[Extracted records]
+---+

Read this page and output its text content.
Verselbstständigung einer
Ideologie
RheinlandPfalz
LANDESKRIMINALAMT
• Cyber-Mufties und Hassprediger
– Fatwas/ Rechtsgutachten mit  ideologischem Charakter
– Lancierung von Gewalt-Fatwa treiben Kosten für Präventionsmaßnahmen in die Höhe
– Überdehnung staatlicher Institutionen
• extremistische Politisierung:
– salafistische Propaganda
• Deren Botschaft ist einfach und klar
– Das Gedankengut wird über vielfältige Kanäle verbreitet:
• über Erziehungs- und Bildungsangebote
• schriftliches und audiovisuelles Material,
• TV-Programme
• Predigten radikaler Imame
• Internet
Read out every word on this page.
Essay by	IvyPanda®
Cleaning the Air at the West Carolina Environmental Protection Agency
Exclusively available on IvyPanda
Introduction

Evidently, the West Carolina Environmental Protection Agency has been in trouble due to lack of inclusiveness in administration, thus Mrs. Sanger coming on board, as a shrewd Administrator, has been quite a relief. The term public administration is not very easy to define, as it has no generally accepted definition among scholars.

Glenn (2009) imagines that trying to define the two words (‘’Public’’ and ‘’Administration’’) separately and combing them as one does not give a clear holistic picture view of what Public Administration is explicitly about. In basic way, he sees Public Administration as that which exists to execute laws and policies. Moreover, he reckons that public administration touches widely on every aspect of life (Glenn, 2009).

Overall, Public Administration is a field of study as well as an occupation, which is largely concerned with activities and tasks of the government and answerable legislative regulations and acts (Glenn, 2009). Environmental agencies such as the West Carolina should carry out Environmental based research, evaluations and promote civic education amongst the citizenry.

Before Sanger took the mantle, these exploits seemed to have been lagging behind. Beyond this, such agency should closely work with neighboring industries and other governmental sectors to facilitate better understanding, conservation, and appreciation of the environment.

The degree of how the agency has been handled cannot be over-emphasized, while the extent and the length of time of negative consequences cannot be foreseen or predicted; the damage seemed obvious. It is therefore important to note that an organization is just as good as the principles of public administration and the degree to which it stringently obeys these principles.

+---+

◆ **Task description**
Extract the listing in its entirety and repeat it exactly.

◆ **Task result**
Read this page and output its text content.
Verselbstständigung einer
Ideologie
RheinlandPfalz
LANDESKRIMINALAMT
• Cyber-Mufties und Hassprediger
– Fatwas/ Rechtsgutachten mit  ideologischem Charakter
– Lancierung von Gewalt-Fatwa treiben Kosten für Präventionsmaßnahmen in die Höhe
– Überdehnung staatlicher Institutionen
• extremistische Politisierung:
– salafistische Propaganda
• Deren Botschaft ist einfach und klar
– Das Gedankengut wird über vielfältige Kanäle verbreitet:
• über Erziehungs- und Bildungsangebote
• schriftliches und audiovisuelles Material,
• TV-Programme
• Predigten radikaler Imame
• Internet
Read out every word on this page.
Essay by	IvyPanda®
Cleaning the Air at the West Carolina Environmental Protection Agency
Exclusively available on IvyPanda
Introduction

Evidently, the West Carolina Environmental Protection Agency has been in trouble due to lack of inclusiveness in administration, thus Mrs. Sanger coming on board, as a shrewd Administrator, has been quite a relief. The term public administration is not very easy to define, as it has no generally accepted definition among scholars.

Glenn (2009) imagines that trying to define the two words (‘’Public’’ and ‘’Administration’’) separately and combing them as one does not give a clear holistic picture view of what Public Administration is explicitly about. In basic way, he sees Public Administration as that which exists to execute laws and policies. Moreover, he reckons that public administration touches widely on every aspect of life (Glenn, 2009).

Overall, Public Administration is a field of study as well as an occupation, which is largely concerned with activities and tasks of the government and answerable legislative regulations and acts (Glenn, 2009). Environmental agencies such as the West Carolina should carry out Environmental based research, evaluations and promote civic education amongst the citizenry.

Before Sanger took the mantle, these exploits seemed to have been lagging behind. Beyond this, such agency should closely work with neighboring industries and other governmental sectors to facilitate better understanding, conservation, and appreciation of the environment.

The degree of how the agency has been handled cannot be over-emphasized, while the extent and the length of time of negative consequences cannot be foreseen or predicted; the damage seemed obvious. It is therefore important to note that an organization is just as good as the principles of public administration and the degree to which it stringently obeys these principles.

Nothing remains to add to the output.